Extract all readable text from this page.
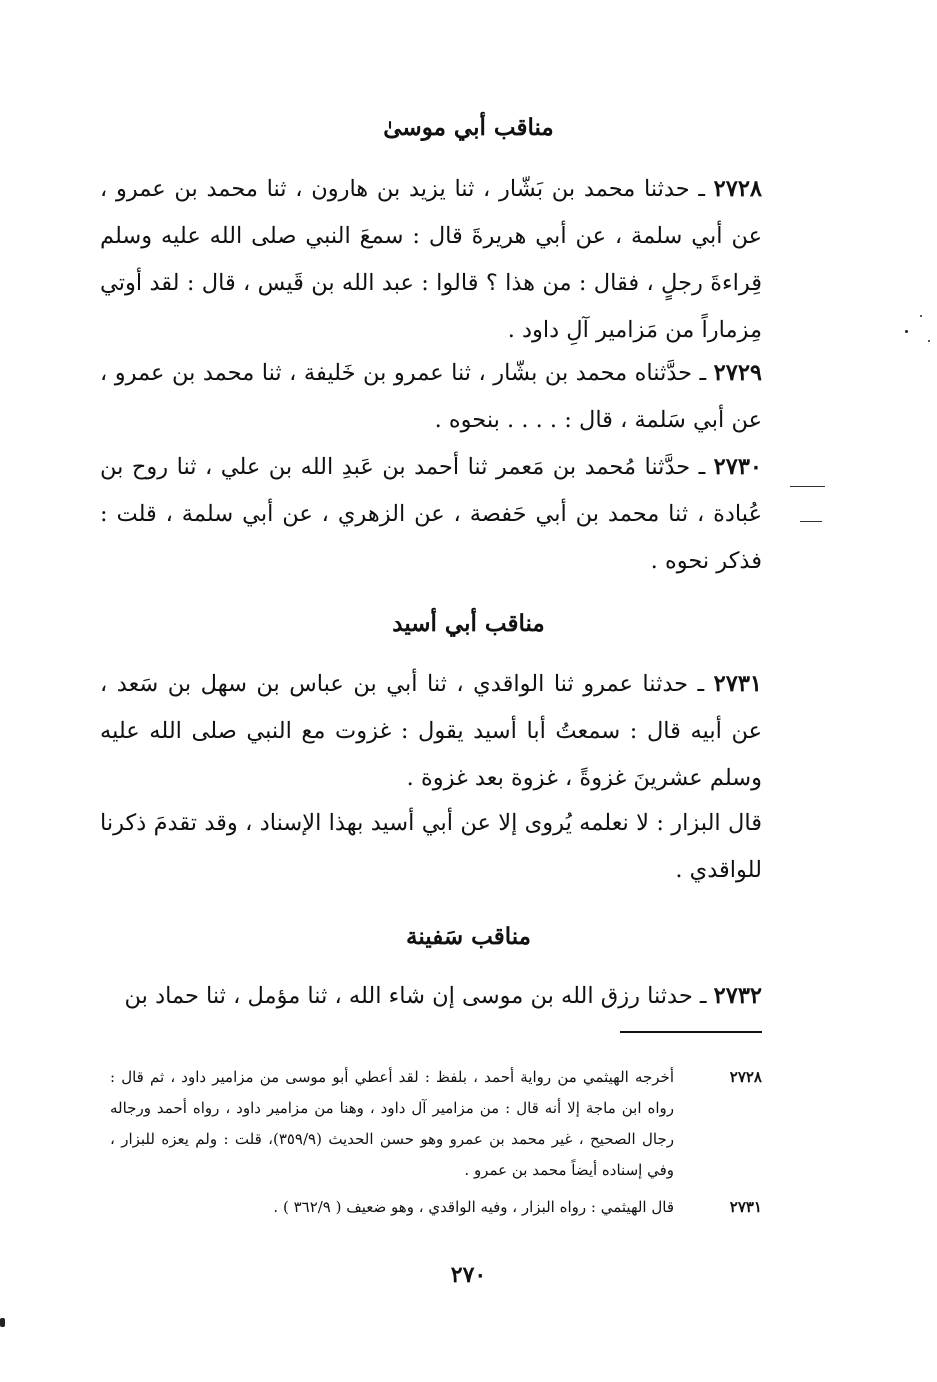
مناقب أبي موسىٰ
٢٧٢٨ ـ حدثنا محمد بن بَشّار ، ثنا يزيد بن هارون ، ثنا محمد بن عمرو ، عن أبي سلمة ، عن أبي هريرةَ قال : سمعَ النبي صلى الله عليه وسلم قِراءةَ رجلٍ ، فقال : من هذا ؟ قالوا : عبد الله بن قَيس ، قال : لقد أوتي مِزماراً من مَزامير آلِ داود .
٢٧٢٩ ـ حدَّثناه محمد بن بشّار ، ثنا عمرو بن خَليفة ، ثنا محمد بن عمرو ، عن أبي سَلمة ، قال : . . . . بنحوه .
٢٧٣٠ ـ حدَّثنا مُحمد بن مَعمر ثنا أحمد بن عَبدِ الله بن علي ، ثنا روح بن عُبادة ، ثنا محمد بن أبي حَفصة ، عن الزهري ، عن أبي سلمة ، قلت : فذكر نحوه .
مناقب أبي أسيد
٢٧٣١ ـ حدثنا عمرو ثنا الواقدي ، ثنا أبي بن عباس بن سهل بن سَعد ، عن أبيه قال : سمعتُ أبا أسيد يقول : غزوت مع النبي صلى الله عليه وسلم عشرينَ غزوةً ، غزوة بعد غزوة .
قال البزار : لا نعلمه يُروى إلا عن أبي أسيد بهذا الإسناد ، وقد تقدمَ ذكرنا للواقدي .
مناقب سَفينة
٢٧٣٢ ـ حدثنا رزق الله بن موسى إن شاء الله ، ثنا مؤمل ، ثنا حماد بن
٢٧٢٨
أخرجه الهيثمي من رواية أحمد ، بلفظ : لقد أعطي أبو موسى من مزامير داود ، ثم قال : رواه ابن ماجة إلا أنه قال : من مزامير آل داود ، وهنا من مزامير داود ، رواه أحمد ورجاله رجال الصحيح ، غير محمد بن عمرو وهو حسن الحديث (٣٥٩/٩)، قلت : ولم يعزه للبزار ، وفي إسناده أيضاً محمد بن عمرو .
٢٧٣١
قال الهيثمي : رواه البزار ، وفيه الواقدي ، وهو ضعيف ( ٣٦٢/٩ ) .
٢٧٠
------------------------------------------------
- _AIM OF THE EXERCISE_:
The word "داود" may occur in lines of the records. Report how many such lines there are, giving only the number.

- _THE RESULT_:
2